The records |
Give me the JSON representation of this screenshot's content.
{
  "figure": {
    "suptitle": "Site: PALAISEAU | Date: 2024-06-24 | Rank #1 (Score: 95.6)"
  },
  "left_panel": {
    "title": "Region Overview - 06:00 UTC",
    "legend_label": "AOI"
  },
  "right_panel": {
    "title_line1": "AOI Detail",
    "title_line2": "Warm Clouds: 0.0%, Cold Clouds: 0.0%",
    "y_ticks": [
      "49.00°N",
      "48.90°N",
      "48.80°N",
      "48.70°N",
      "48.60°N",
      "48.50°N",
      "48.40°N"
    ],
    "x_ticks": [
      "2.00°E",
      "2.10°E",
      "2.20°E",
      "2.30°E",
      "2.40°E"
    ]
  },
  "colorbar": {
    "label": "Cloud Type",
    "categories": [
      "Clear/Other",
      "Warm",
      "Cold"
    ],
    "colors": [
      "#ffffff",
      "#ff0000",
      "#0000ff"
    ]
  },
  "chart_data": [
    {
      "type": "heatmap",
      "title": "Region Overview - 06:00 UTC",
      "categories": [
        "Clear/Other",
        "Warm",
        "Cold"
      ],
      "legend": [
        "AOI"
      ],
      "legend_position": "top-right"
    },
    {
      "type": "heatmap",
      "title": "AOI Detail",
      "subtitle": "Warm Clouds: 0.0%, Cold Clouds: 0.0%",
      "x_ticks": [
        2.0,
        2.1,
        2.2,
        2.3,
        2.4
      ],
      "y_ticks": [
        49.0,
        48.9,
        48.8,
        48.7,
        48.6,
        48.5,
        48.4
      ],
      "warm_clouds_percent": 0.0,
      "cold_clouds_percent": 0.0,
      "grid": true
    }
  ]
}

==

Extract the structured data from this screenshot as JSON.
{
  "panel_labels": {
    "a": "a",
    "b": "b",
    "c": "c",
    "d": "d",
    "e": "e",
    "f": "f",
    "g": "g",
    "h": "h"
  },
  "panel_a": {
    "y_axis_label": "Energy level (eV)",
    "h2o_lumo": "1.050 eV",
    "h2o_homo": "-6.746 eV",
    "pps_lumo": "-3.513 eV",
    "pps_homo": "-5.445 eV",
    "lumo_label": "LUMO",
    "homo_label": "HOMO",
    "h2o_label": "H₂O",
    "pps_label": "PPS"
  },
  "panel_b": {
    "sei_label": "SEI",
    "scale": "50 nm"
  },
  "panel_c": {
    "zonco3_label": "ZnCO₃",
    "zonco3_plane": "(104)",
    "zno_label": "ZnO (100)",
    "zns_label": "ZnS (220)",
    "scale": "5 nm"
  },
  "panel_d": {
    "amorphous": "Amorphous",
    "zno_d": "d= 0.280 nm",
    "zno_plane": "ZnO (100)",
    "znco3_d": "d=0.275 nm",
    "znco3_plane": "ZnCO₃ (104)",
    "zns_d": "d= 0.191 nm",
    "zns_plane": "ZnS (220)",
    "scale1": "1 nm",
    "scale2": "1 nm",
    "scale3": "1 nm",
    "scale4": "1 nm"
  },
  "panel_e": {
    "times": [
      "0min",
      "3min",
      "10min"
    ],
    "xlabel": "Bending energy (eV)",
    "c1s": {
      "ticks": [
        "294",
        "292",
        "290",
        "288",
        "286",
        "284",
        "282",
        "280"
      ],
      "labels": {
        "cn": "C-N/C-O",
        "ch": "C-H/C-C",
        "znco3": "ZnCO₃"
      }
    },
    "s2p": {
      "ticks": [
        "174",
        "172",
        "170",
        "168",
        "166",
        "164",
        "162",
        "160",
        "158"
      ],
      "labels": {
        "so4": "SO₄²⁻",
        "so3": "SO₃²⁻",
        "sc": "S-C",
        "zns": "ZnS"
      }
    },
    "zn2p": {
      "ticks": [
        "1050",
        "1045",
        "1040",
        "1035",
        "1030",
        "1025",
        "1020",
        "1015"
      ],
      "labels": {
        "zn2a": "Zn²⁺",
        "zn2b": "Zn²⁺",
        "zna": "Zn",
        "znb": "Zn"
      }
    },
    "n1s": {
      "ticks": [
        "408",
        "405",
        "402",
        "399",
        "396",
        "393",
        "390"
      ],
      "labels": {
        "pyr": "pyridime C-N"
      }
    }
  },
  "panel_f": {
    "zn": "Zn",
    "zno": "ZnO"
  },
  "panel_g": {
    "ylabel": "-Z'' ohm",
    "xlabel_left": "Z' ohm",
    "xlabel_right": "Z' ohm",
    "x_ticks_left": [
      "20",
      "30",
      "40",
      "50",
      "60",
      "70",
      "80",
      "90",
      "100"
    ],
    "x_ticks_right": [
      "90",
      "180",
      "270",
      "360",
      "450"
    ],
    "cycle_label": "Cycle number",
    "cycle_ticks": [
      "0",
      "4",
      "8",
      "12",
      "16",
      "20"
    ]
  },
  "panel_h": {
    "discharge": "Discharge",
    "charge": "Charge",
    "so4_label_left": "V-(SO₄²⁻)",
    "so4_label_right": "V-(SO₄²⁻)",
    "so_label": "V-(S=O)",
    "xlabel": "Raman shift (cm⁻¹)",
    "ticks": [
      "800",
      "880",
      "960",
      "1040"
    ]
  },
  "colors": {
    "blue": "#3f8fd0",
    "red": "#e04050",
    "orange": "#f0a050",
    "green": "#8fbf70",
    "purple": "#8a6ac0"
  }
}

* * *

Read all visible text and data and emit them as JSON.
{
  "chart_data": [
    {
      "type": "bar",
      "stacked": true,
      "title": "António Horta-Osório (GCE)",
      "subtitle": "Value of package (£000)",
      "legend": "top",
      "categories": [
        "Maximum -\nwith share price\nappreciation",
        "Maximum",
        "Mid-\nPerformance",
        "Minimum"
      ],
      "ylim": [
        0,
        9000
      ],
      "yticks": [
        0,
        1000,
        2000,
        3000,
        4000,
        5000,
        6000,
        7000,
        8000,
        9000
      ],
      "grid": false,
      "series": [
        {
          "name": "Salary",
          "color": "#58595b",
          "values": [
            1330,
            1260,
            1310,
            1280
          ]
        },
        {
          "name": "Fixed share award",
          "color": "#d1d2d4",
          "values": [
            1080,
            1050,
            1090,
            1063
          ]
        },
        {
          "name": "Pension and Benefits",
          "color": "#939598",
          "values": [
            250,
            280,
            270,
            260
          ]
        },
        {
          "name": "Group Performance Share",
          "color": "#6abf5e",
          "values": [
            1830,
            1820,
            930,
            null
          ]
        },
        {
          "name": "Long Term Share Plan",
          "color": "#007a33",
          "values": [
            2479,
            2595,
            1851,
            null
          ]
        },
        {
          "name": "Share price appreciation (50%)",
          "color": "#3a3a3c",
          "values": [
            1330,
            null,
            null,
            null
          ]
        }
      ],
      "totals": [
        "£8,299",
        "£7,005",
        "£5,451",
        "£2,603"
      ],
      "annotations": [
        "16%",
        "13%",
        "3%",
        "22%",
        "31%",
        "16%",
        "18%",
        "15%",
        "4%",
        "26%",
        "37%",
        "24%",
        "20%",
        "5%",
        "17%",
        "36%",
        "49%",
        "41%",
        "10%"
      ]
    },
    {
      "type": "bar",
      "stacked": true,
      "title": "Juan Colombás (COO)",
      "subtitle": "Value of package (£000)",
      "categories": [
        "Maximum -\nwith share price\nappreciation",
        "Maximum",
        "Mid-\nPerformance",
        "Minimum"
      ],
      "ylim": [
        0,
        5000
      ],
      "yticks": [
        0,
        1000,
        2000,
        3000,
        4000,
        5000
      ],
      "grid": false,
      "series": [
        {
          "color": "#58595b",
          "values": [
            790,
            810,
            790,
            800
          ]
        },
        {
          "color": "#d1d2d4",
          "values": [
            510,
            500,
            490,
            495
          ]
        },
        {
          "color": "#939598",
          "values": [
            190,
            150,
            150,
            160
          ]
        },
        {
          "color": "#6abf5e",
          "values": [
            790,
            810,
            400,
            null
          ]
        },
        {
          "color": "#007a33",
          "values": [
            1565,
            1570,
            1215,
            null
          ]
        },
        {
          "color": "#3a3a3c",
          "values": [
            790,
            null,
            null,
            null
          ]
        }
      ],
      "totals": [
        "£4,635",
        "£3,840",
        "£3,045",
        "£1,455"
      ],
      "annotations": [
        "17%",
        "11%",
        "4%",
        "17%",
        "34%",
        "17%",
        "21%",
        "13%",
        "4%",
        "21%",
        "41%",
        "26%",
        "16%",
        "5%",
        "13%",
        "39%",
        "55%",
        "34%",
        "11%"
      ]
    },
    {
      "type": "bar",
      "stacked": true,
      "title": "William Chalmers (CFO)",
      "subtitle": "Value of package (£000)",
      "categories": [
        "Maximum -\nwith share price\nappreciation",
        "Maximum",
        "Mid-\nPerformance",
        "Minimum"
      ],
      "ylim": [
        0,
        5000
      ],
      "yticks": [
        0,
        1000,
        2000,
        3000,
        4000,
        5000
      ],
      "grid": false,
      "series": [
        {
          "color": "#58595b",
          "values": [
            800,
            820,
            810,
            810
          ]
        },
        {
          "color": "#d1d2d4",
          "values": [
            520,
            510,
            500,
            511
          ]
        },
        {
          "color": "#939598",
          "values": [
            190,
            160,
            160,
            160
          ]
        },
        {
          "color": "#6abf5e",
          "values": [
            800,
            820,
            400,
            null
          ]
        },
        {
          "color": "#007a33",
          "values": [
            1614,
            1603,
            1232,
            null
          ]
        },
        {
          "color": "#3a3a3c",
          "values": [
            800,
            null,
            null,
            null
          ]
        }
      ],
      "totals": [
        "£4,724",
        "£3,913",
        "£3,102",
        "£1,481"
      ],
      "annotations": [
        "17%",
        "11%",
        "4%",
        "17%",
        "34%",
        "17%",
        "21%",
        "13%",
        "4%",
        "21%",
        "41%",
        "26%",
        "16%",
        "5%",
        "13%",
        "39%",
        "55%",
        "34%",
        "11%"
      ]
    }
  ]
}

Problem statement |
Which lines hold the string "name"? Copy all of them from the data above.

Output of the exercise |
          "name": "Salary",
          "name": "Fixed share award",
          "name": "Pension and Benefits",
          "name": "Group Performance Share",
          "name": "Long Term Share Plan",
          "name": "Share price appreciation (50%)",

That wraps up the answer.